# TO DO
Can you reproduce every row below with "accretion-tongue" renamed to "accretion-stream" and nothing else changed, omitting the pictures?

>> START

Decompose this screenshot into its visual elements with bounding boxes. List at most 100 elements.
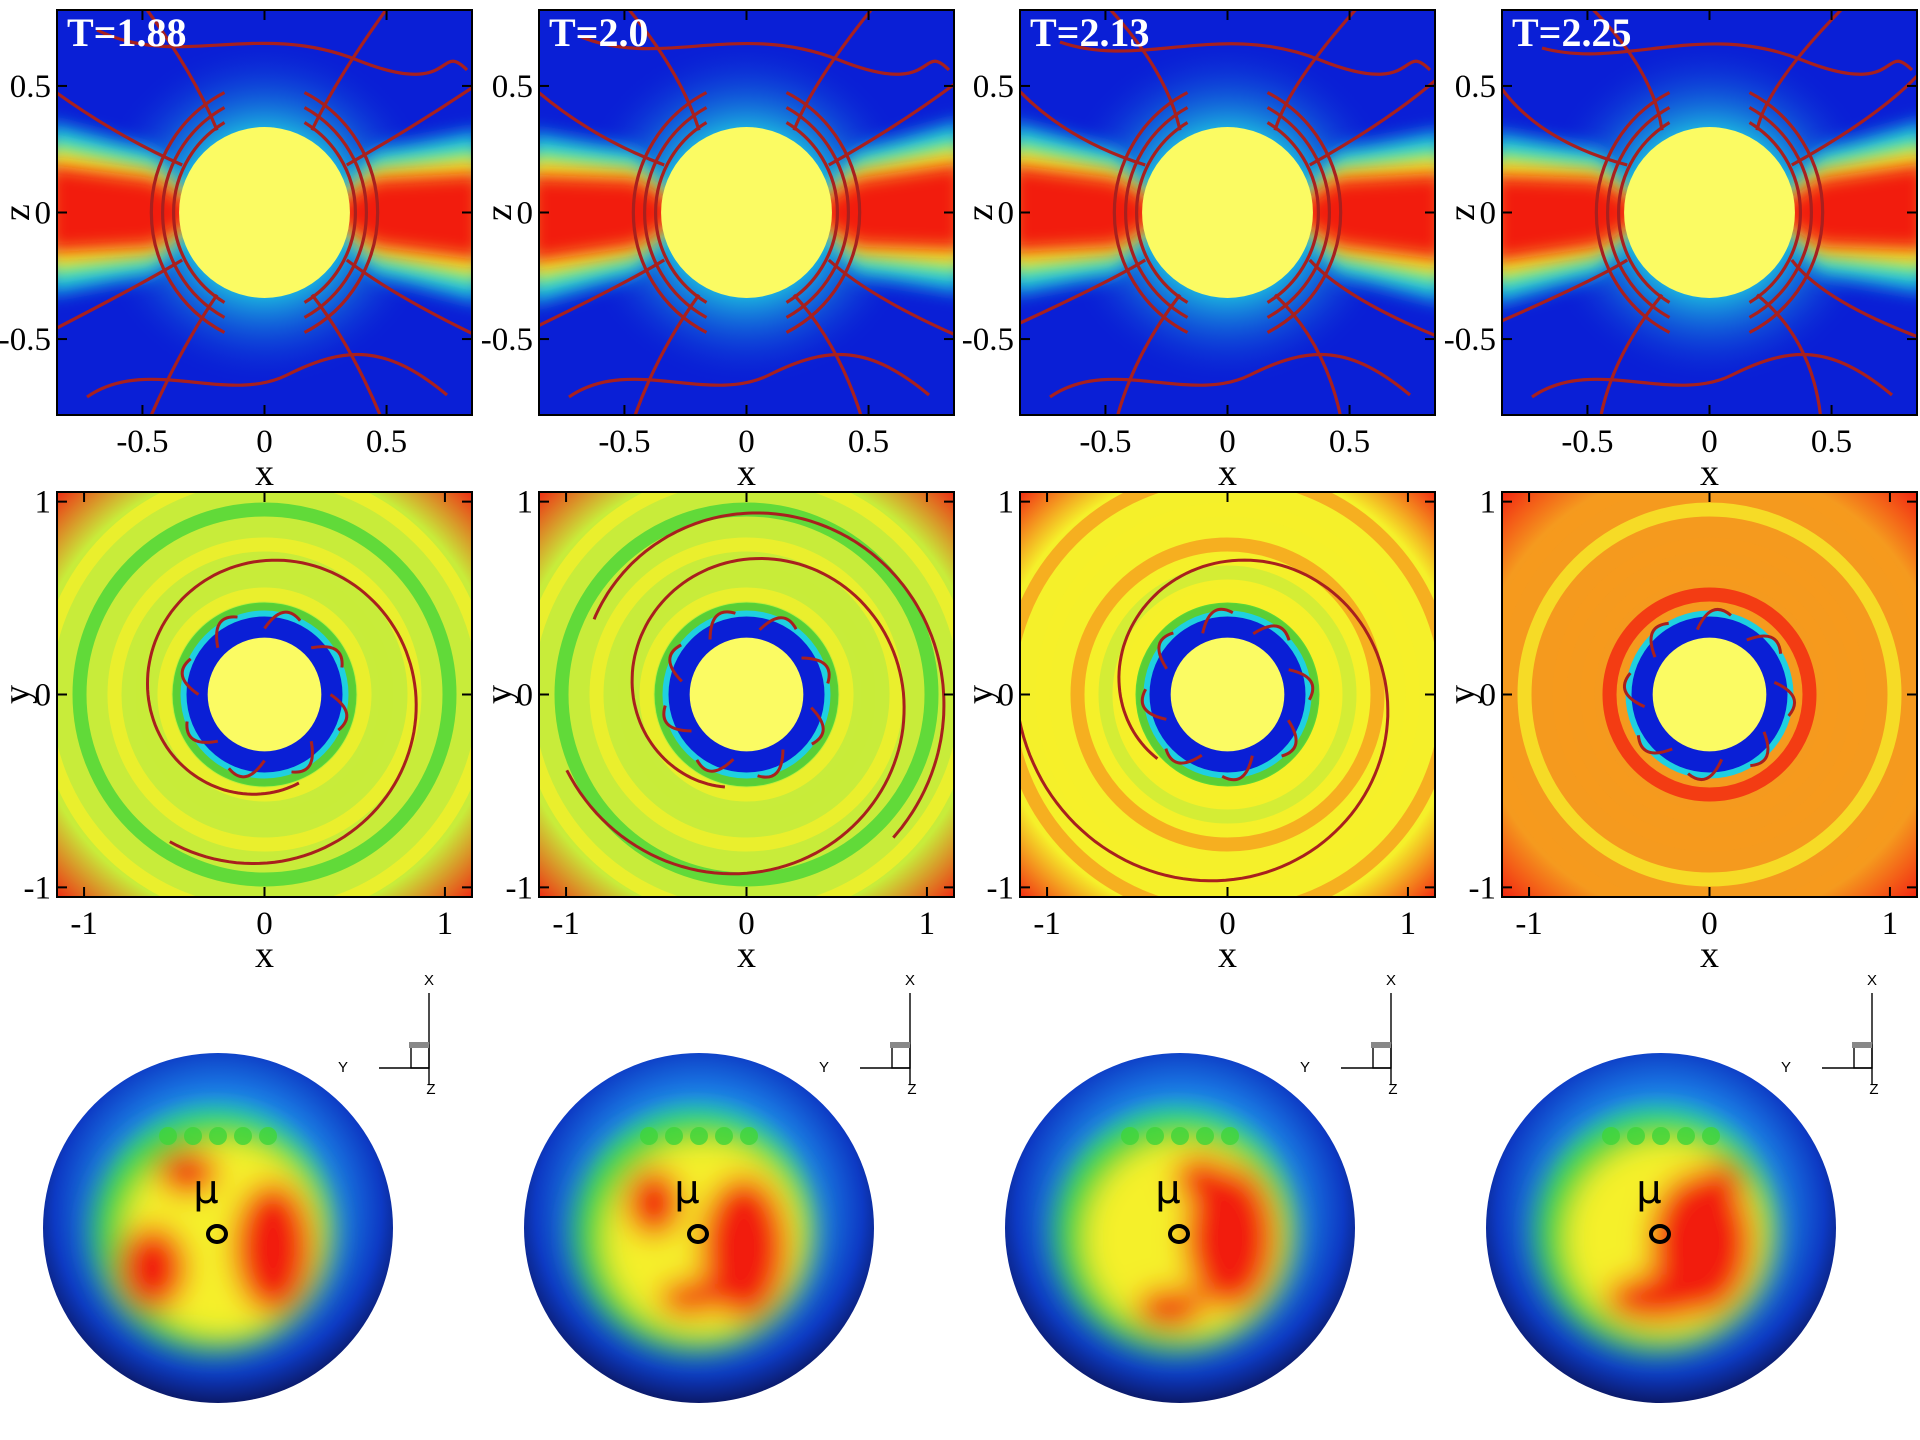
spiral-field-line bbox=[592, 511, 946, 839]
xy-panel-1: -1 0 1 1 0 -1 x y bbox=[0, 485, 473, 976]
density-ring bbox=[1070, 537, 1385, 852]
triad-x-label: X bbox=[905, 972, 915, 989]
distant-field-line bbox=[1059, 40, 1432, 76]
disk-core bbox=[1020, 165, 1435, 260]
y-tick-label: 1 bbox=[35, 485, 52, 521]
x-tick-label: -1 bbox=[70, 906, 98, 942]
distant-field-line bbox=[568, 352, 931, 399]
y-tick-label: 0.5 bbox=[1455, 69, 1496, 105]
y-tick-label: 0.5 bbox=[10, 69, 51, 105]
y-tick-label: 1 bbox=[998, 485, 1015, 521]
accretion-tongue bbox=[1221, 755, 1254, 782]
disk-core bbox=[1502, 163, 1917, 262]
accretion-bump bbox=[1677, 1127, 1695, 1145]
accretion-tongue bbox=[1746, 634, 1783, 654]
triad-y-label: Y bbox=[338, 1059, 348, 1076]
hot-spot bbox=[1699, 1162, 1743, 1214]
y-tick-label: -1 bbox=[506, 870, 534, 906]
accretion-bump bbox=[1171, 1127, 1189, 1145]
distant-field-line bbox=[86, 352, 449, 399]
surface-panel-2: μ bbox=[524, 1053, 874, 1403]
hot-spot bbox=[119, 1226, 187, 1310]
x-tick-label: -1 bbox=[552, 906, 580, 942]
density-ring bbox=[589, 537, 904, 852]
hot-spot bbox=[1184, 1166, 1276, 1310]
distant-field-line bbox=[96, 28, 469, 76]
density-ring bbox=[1120, 587, 1335, 802]
triad-box bbox=[1372, 1044, 1392, 1069]
y-tick-label: 0 bbox=[998, 678, 1015, 714]
accretion-tongue bbox=[329, 693, 349, 732]
xy-panel-3: -1 0 1 1 0 -1 x y bbox=[959, 485, 1436, 976]
disk-core bbox=[57, 165, 472, 260]
magnetic-pole-marker bbox=[687, 1224, 709, 1244]
x-axis-label: x bbox=[1218, 452, 1237, 494]
axis-triad bbox=[1822, 993, 1873, 1085]
closed-loop-right bbox=[785, 121, 840, 304]
field-lines bbox=[1020, 558, 1390, 883]
x-tick-label: 1 bbox=[437, 906, 454, 942]
accretion-tongue bbox=[1140, 688, 1167, 721]
open-field-line bbox=[539, 90, 665, 167]
closed-loop-left bbox=[1112, 91, 1189, 334]
spiral-field-line bbox=[1020, 558, 1390, 883]
open-field-line bbox=[1308, 78, 1435, 167]
magnetic-moment-label: μ bbox=[1636, 1167, 1661, 1213]
x-axis-label: x bbox=[255, 934, 274, 976]
y-tick-label: 0.5 bbox=[973, 69, 1014, 105]
density-ring bbox=[1552, 537, 1867, 852]
open-field-line bbox=[145, 10, 219, 131]
xz-panel-1: T=1.88 -0.5 0 0.5 0.5 0 -0.5 x z bbox=[0, 9, 473, 494]
density-ring bbox=[1098, 565, 1357, 824]
y-tick-label: -1 bbox=[24, 870, 52, 906]
open-field-line bbox=[1591, 10, 1664, 131]
y-tick-label: 0 bbox=[35, 196, 52, 232]
closed-loop-right bbox=[785, 106, 850, 319]
triad-bar bbox=[890, 1042, 910, 1048]
xz-panel-2: T=2.0 -0.5 0 0.5 0.5 0 -0.5 x z bbox=[478, 9, 955, 494]
x-axis-label: x bbox=[1700, 452, 1719, 494]
x-tick-label: 0 bbox=[1219, 424, 1236, 460]
hot-spot-group bbox=[1055, 1115, 1295, 1351]
surface-panel-1: μ bbox=[43, 1053, 393, 1403]
accretion-tongue bbox=[1649, 621, 1669, 658]
closed-loop-right bbox=[1748, 121, 1803, 304]
closed-loop-right bbox=[303, 106, 368, 319]
hot-spot-group bbox=[574, 1115, 814, 1351]
accretion-bump bbox=[1121, 1127, 1139, 1145]
x-tick-label: 1 bbox=[1882, 906, 1899, 942]
accretion-tongue bbox=[1201, 607, 1234, 634]
accretion-tongue bbox=[1636, 735, 1673, 755]
closed-loop-right bbox=[1748, 91, 1825, 334]
x-tick-label: 0 bbox=[256, 424, 273, 460]
x-tick-label: 0 bbox=[1701, 424, 1718, 460]
density-ring bbox=[617, 565, 876, 824]
field-lines bbox=[145, 558, 418, 866]
distant-field-line bbox=[1541, 42, 1914, 76]
x-tick-label: 0.5 bbox=[1329, 424, 1370, 460]
density-ring bbox=[72, 502, 457, 887]
triad-z-label: Z bbox=[907, 1081, 916, 1098]
hot-spot bbox=[233, 1182, 313, 1314]
accretion-tongue bbox=[1281, 719, 1298, 758]
triad-z-label: Z bbox=[1388, 1081, 1397, 1098]
x-tick-label: 0 bbox=[738, 906, 755, 942]
star-disc bbox=[661, 127, 832, 298]
disk-mid-layer bbox=[1020, 146, 1435, 279]
y-axis-label: z bbox=[478, 204, 520, 221]
time-label: T=2.25 bbox=[1512, 10, 1631, 55]
density-ring bbox=[1580, 565, 1839, 824]
x-axis-label: x bbox=[737, 452, 756, 494]
triad-box bbox=[1853, 1044, 1873, 1069]
disk-halo bbox=[1502, 123, 1917, 302]
x-tick-label: 0.5 bbox=[366, 424, 407, 460]
time-label: T=1.88 bbox=[67, 10, 186, 55]
y-tick-label: -0.5 bbox=[962, 322, 1014, 358]
closed-loop-left bbox=[1606, 106, 1671, 319]
accretion-tongue bbox=[668, 643, 683, 683]
accretion-bump bbox=[1702, 1127, 1720, 1145]
accretion-tongue bbox=[695, 758, 735, 773]
surface-panel-3: μ bbox=[1005, 1053, 1355, 1403]
open-field-line bbox=[345, 85, 472, 167]
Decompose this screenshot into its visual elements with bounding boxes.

>> END

# SOLUTION TO THE PROBLEM
Decompose this screenshot into its visual elements with bounding boxes. List at most 100 elements.
spiral-field-line bbox=[592, 511, 946, 839]
xy-panel-1: -1 0 1 1 0 -1 x y bbox=[0, 485, 473, 976]
density-ring bbox=[1070, 537, 1385, 852]
triad-x-label: X bbox=[905, 972, 915, 989]
distant-field-line bbox=[1059, 40, 1432, 76]
disk-core bbox=[1020, 165, 1435, 260]
y-tick-label: 1 bbox=[35, 485, 52, 521]
x-tick-label: -1 bbox=[70, 906, 98, 942]
distant-field-line bbox=[568, 352, 931, 399]
y-tick-label: 0.5 bbox=[1455, 69, 1496, 105]
y-tick-label: 0.5 bbox=[10, 69, 51, 105]
y-tick-label: 1 bbox=[998, 485, 1015, 521]
accretion-stream bbox=[1221, 755, 1254, 782]
disk-core bbox=[1502, 163, 1917, 262]
accretion-bump bbox=[1677, 1127, 1695, 1145]
accretion-stream bbox=[1746, 634, 1783, 654]
triad-y-label: Y bbox=[338, 1059, 348, 1076]
hot-spot bbox=[1699, 1162, 1743, 1214]
y-tick-label: -1 bbox=[506, 870, 534, 906]
accretion-bump bbox=[1171, 1127, 1189, 1145]
distant-field-line bbox=[86, 352, 449, 399]
surface-panel-2: μ bbox=[524, 1053, 874, 1403]
hot-spot bbox=[119, 1226, 187, 1310]
x-tick-label: -1 bbox=[552, 906, 580, 942]
density-ring bbox=[589, 537, 904, 852]
hot-spot bbox=[1184, 1166, 1276, 1310]
distant-field-line bbox=[96, 28, 469, 76]
density-ring bbox=[1120, 587, 1335, 802]
triad-box bbox=[1372, 1044, 1392, 1069]
y-tick-label: 0 bbox=[998, 678, 1015, 714]
accretion-stream bbox=[329, 693, 349, 732]
xy-panel-3: -1 0 1 1 0 -1 x y bbox=[959, 485, 1436, 976]
disk-core bbox=[57, 165, 472, 260]
magnetic-pole-marker bbox=[687, 1224, 709, 1244]
x-axis-label: x bbox=[1218, 452, 1237, 494]
axis-triad bbox=[1822, 993, 1873, 1085]
closed-loop-right bbox=[785, 121, 840, 304]
field-lines bbox=[1020, 558, 1390, 883]
x-tick-label: 1 bbox=[437, 906, 454, 942]
accretion-stream bbox=[1140, 688, 1167, 721]
open-field-line bbox=[539, 90, 665, 167]
closed-loop-left bbox=[1112, 91, 1189, 334]
spiral-field-line bbox=[1020, 558, 1390, 883]
open-field-line bbox=[1308, 78, 1435, 167]
magnetic-moment-label: μ bbox=[1636, 1167, 1661, 1213]
x-axis-label: x bbox=[255, 934, 274, 976]
y-tick-label: 0.5 bbox=[973, 69, 1014, 105]
density-ring bbox=[1552, 537, 1867, 852]
open-field-line bbox=[145, 10, 219, 131]
xz-panel-1: T=1.88 -0.5 0 0.5 0.5 0 -0.5 x z bbox=[0, 9, 473, 494]
density-ring bbox=[1098, 565, 1357, 824]
y-tick-label: -1 bbox=[24, 870, 52, 906]
open-field-line bbox=[1591, 10, 1664, 131]
y-tick-label: 0 bbox=[35, 196, 52, 232]
closed-loop-right bbox=[785, 106, 850, 319]
triad-bar bbox=[890, 1042, 910, 1048]
xz-panel-2: T=2.0 -0.5 0 0.5 0.5 0 -0.5 x z bbox=[478, 9, 955, 494]
x-axis-label: x bbox=[1700, 452, 1719, 494]
x-tick-label: 0 bbox=[1219, 424, 1236, 460]
hot-spot-group bbox=[1055, 1115, 1295, 1351]
surface-panel-1: μ bbox=[43, 1053, 393, 1403]
accretion-stream bbox=[1649, 621, 1669, 658]
closed-loop-right bbox=[1748, 121, 1803, 304]
closed-loop-right bbox=[303, 106, 368, 319]
hot-spot-group bbox=[574, 1115, 814, 1351]
accretion-bump bbox=[1121, 1127, 1139, 1145]
x-tick-label: 1 bbox=[1882, 906, 1899, 942]
accretion-stream bbox=[1201, 607, 1234, 634]
accretion-stream bbox=[1636, 735, 1673, 755]
closed-loop-right bbox=[1748, 91, 1825, 334]
x-tick-label: 0 bbox=[256, 424, 273, 460]
x-tick-label: 0 bbox=[1701, 424, 1718, 460]
density-ring bbox=[617, 565, 876, 824]
field-lines bbox=[145, 558, 418, 866]
distant-field-line bbox=[1541, 42, 1914, 76]
x-tick-label: 0.5 bbox=[1329, 424, 1370, 460]
density-ring bbox=[72, 502, 457, 887]
triad-z-label: Z bbox=[907, 1081, 916, 1098]
hot-spot bbox=[233, 1182, 313, 1314]
accretion-stream bbox=[1281, 719, 1298, 758]
triad-z-label: Z bbox=[1388, 1081, 1397, 1098]
x-tick-label: 0 bbox=[738, 906, 755, 942]
star-disc bbox=[661, 127, 832, 298]
disk-mid-layer bbox=[1020, 146, 1435, 279]
y-axis-label: z bbox=[478, 204, 520, 221]
time-label: T=2.25 bbox=[1512, 10, 1631, 55]
density-ring bbox=[1580, 565, 1839, 824]
x-axis-label: x bbox=[737, 452, 756, 494]
triad-box bbox=[1853, 1044, 1873, 1069]
disk-halo bbox=[1502, 123, 1917, 302]
x-tick-label: 0.5 bbox=[366, 424, 407, 460]
time-label: T=1.88 bbox=[67, 10, 186, 55]
y-tick-label: -0.5 bbox=[962, 322, 1014, 358]
closed-loop-left bbox=[1606, 106, 1671, 319]
accretion-stream bbox=[668, 643, 683, 683]
accretion-bump bbox=[1702, 1127, 1720, 1145]
accretion-stream bbox=[695, 758, 735, 773]
surface-panel-3: μ bbox=[1005, 1053, 1355, 1403]
open-field-line bbox=[345, 85, 472, 167]
Decompose this screenshot into its visual elements with bounding boxes.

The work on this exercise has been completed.